**TASK GOAL**
Extract all data as written.
>> begin SOURCE DATA
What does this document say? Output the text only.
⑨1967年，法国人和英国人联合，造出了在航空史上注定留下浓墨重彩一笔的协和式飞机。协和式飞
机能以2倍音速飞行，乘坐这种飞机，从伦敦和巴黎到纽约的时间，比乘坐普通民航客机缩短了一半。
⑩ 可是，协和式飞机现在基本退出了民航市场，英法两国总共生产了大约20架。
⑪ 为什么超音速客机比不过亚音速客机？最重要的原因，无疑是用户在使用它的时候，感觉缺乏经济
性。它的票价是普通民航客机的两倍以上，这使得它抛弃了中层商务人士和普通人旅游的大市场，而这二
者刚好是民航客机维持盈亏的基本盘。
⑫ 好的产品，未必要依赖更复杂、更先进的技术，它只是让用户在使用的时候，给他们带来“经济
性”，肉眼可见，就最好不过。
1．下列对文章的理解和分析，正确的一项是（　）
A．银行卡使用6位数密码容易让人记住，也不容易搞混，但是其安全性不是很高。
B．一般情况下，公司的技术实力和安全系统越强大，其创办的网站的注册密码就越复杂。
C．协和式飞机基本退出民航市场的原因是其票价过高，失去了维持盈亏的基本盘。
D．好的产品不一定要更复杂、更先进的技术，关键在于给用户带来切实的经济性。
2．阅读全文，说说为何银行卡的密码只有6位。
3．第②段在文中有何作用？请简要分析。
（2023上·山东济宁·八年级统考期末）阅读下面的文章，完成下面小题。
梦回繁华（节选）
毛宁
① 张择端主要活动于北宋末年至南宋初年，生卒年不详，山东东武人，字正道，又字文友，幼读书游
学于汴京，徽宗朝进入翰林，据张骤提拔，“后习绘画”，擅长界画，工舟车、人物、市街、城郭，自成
>> end SOURCE DATA
**RIGHT ANSWER**
What does this document say? Output the text only.
⑨1967年，法国人和英国人联合，造出了在航空史上注定留下浓墨重彩一笔的协和式飞机。协和式飞
机能以2倍音速飞行，乘坐这种飞机，从伦敦和巴黎到纽约的时间，比乘坐普通民航客机缩短了一半。
⑩ 可是，协和式飞机现在基本退出了民航市场，英法两国总共生产了大约20架。
⑪ 为什么超音速客机比不过亚音速客机？最重要的原因，无疑是用户在使用它的时候，感觉缺乏经济
性。它的票价是普通民航客机的两倍以上，这使得它抛弃了中层商务人士和普通人旅游的大市场，而这二
者刚好是民航客机维持盈亏的基本盘。
⑫ 好的产品，未必要依赖更复杂、更先进的技术，它只是让用户在使用的时候，给他们带来“经济
性”，肉眼可见，就最好不过。
1．下列对文章的理解和分析，正确的一项是（　）
A．银行卡使用6位数密码容易让人记住，也不容易搞混，但是其安全性不是很高。
B．一般情况下，公司的技术实力和安全系统越强大，其创办的网站的注册密码就越复杂。
C．协和式飞机基本退出民航市场的原因是其票价过高，失去了维持盈亏的基本盘。
D．好的产品不一定要更复杂、更先进的技术，关键在于给用户带来切实的经济性。
2．阅读全文，说说为何银行卡的密码只有6位。
3．第②段在文中有何作用？请简要分析。
（2023上·山东济宁·八年级统考期末）阅读下面的文章，完成下面小题。
梦回繁华（节选）
毛宁
① 张择端主要活动于北宋末年至南宋初年，生卒年不详，山东东武人，字正道，又字文友，幼读书游
学于汴京，徽宗朝进入翰林，据张骤提拔，“后习绘画”，擅长界画，工舟车、人物、市街、城郭，自成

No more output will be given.